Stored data

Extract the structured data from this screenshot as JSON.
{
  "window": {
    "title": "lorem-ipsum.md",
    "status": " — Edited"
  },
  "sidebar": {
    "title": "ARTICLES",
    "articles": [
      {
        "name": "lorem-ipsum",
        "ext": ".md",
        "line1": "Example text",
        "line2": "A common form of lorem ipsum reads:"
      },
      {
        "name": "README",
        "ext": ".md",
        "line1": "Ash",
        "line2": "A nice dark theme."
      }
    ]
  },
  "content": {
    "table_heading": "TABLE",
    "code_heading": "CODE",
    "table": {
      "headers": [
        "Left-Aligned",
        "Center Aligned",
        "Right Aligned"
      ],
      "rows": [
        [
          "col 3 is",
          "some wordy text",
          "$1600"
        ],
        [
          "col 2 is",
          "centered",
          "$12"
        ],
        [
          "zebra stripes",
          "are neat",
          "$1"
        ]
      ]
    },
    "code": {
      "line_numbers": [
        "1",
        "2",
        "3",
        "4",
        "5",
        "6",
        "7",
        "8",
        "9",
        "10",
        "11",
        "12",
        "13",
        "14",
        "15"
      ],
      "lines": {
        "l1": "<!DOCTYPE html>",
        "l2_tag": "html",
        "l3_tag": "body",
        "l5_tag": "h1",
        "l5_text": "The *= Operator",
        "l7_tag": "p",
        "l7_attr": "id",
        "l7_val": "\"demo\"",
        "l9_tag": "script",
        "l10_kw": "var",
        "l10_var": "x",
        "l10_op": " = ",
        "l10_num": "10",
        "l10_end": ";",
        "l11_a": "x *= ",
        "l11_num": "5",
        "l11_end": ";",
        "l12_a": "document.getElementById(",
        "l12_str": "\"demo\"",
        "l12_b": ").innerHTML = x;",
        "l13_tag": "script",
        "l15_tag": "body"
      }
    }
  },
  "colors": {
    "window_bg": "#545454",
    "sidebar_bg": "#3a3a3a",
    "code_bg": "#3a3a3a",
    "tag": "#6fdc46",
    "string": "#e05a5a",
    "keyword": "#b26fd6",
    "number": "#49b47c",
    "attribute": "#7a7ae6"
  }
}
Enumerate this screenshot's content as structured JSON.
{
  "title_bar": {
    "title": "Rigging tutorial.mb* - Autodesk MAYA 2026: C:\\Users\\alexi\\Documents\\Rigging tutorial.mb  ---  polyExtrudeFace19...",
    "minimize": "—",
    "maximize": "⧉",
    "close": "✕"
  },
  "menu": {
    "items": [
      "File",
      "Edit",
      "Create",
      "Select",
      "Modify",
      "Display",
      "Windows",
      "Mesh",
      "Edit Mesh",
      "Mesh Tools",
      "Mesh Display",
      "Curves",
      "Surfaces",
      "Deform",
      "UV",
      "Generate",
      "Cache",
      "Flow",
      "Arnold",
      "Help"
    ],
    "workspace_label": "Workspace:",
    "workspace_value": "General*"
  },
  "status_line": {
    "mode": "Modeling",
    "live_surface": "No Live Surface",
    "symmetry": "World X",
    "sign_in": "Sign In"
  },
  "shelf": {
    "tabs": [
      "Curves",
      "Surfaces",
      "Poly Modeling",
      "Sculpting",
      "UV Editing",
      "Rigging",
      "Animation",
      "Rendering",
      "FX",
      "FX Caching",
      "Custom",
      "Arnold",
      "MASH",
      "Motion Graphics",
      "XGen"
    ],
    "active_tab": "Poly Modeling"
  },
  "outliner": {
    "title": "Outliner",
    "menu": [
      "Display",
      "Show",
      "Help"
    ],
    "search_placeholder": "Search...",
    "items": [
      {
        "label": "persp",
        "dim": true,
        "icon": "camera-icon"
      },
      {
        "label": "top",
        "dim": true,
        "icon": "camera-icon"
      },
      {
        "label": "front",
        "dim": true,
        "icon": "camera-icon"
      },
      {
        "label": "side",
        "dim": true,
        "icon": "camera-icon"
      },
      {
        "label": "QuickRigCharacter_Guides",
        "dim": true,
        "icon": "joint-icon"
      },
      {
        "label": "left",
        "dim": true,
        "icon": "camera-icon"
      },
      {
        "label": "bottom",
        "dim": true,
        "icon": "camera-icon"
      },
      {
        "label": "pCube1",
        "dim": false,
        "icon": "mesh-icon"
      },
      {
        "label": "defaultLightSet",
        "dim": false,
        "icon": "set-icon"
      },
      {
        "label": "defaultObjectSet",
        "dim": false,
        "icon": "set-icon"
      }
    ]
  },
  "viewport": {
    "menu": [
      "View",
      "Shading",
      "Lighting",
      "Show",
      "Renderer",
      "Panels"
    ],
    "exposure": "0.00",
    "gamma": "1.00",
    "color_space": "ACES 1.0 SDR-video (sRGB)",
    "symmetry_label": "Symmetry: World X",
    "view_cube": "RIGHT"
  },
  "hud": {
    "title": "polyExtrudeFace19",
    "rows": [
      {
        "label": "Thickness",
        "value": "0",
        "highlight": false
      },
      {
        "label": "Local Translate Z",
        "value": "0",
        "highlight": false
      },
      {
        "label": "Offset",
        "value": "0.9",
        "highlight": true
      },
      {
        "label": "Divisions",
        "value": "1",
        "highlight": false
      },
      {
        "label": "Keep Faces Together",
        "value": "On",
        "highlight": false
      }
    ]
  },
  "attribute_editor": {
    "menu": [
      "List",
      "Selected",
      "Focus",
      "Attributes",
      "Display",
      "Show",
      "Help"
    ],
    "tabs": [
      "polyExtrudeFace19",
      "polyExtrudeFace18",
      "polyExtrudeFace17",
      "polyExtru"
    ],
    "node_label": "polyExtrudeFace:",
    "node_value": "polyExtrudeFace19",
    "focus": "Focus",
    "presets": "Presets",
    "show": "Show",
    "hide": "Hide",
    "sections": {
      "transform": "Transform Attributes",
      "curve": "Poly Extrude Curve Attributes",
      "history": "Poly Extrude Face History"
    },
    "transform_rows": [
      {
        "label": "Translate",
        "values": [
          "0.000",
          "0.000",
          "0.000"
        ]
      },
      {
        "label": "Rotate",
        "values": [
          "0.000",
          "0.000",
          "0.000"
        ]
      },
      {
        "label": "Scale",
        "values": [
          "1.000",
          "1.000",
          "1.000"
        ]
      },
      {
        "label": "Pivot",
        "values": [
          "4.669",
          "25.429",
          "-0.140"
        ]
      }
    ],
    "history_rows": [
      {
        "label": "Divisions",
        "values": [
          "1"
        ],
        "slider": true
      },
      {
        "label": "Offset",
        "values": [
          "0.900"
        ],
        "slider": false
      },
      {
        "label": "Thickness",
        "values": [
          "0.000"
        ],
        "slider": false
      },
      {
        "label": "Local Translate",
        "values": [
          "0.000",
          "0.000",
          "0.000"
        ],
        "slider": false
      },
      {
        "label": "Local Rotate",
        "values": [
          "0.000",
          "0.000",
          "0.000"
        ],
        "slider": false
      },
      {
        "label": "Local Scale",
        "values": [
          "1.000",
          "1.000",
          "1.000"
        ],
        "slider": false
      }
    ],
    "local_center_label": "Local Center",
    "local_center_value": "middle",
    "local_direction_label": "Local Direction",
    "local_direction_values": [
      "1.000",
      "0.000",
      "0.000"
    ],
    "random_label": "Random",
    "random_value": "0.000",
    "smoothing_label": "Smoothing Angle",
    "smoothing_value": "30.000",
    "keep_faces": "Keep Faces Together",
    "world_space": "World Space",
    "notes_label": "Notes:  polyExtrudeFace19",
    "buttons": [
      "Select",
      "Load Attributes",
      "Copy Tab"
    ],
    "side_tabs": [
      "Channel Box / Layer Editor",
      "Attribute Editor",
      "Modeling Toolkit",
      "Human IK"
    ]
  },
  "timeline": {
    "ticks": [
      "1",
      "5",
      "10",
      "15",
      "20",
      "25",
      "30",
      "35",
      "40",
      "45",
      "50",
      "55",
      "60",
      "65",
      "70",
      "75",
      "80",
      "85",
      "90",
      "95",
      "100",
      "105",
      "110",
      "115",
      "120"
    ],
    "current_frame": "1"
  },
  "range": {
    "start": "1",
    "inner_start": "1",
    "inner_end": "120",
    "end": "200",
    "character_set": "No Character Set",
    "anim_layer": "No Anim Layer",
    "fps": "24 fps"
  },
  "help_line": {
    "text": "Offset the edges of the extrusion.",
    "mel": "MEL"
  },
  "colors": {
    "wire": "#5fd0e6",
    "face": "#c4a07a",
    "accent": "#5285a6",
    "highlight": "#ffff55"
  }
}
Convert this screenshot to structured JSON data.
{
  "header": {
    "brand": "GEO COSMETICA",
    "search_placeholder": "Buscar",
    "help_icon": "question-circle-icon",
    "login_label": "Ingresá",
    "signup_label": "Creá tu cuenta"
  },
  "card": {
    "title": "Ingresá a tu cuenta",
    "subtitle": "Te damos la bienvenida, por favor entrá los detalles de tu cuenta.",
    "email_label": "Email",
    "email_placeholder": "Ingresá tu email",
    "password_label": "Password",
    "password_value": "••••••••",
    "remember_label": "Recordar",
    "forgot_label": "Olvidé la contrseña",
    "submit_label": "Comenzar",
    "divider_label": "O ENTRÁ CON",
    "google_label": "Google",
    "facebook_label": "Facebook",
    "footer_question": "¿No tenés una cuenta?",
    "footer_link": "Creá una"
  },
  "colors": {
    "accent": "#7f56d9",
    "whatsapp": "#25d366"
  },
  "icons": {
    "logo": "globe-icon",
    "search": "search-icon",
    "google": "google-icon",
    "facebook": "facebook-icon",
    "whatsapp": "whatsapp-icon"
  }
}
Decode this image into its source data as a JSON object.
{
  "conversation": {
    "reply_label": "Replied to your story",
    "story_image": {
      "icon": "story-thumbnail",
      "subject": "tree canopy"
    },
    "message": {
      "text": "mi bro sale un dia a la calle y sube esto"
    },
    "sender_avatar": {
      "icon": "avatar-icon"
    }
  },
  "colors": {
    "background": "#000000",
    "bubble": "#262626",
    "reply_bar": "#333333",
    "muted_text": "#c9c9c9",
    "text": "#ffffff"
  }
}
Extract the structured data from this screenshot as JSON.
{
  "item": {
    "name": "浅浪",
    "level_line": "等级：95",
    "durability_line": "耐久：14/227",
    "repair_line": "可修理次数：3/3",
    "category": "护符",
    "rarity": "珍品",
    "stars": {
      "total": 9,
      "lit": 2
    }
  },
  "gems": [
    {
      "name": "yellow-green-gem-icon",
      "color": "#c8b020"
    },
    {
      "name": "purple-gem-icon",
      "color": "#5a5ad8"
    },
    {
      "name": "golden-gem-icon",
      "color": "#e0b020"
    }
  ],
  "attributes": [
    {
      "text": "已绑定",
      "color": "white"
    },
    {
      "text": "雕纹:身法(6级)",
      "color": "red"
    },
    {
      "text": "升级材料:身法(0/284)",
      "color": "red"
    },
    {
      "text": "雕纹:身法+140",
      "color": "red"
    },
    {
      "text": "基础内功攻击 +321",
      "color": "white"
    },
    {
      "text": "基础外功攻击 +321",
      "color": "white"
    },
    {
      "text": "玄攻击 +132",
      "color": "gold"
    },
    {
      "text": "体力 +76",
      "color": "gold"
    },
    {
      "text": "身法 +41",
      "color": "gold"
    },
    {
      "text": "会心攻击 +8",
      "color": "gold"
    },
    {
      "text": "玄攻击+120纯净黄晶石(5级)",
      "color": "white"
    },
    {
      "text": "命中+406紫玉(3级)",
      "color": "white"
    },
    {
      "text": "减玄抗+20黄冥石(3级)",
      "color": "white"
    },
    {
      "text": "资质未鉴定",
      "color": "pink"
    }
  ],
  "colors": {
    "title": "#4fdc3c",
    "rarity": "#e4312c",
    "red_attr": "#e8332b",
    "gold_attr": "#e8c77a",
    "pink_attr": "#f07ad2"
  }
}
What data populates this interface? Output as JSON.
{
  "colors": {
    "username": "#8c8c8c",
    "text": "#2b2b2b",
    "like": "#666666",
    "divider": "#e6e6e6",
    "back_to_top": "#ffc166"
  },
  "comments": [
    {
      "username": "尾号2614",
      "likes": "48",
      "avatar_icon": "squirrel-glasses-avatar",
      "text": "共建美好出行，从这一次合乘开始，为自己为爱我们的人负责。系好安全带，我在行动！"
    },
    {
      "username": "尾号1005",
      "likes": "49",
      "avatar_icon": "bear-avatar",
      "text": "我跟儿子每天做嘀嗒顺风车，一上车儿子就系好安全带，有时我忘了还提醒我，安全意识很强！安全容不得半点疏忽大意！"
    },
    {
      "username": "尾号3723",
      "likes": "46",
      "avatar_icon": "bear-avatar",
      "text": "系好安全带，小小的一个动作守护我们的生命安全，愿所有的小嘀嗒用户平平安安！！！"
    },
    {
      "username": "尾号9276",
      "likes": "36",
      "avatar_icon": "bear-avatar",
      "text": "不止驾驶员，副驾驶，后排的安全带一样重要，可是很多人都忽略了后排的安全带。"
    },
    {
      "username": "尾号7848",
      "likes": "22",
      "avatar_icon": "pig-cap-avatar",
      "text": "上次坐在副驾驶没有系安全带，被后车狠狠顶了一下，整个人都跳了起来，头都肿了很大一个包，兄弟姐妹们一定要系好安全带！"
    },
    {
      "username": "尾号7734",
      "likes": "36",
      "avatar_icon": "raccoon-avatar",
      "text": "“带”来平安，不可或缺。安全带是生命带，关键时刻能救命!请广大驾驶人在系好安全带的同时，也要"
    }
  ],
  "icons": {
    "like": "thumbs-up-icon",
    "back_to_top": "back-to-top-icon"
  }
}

* [EXERCISE AIM] Each line in the data that holds the string "Layer" should be found and copied.

* [OUTPUT FOR THIS TASK]
      "Channel Box / Layer Editor",
    "anim_layer": "No Anim Layer",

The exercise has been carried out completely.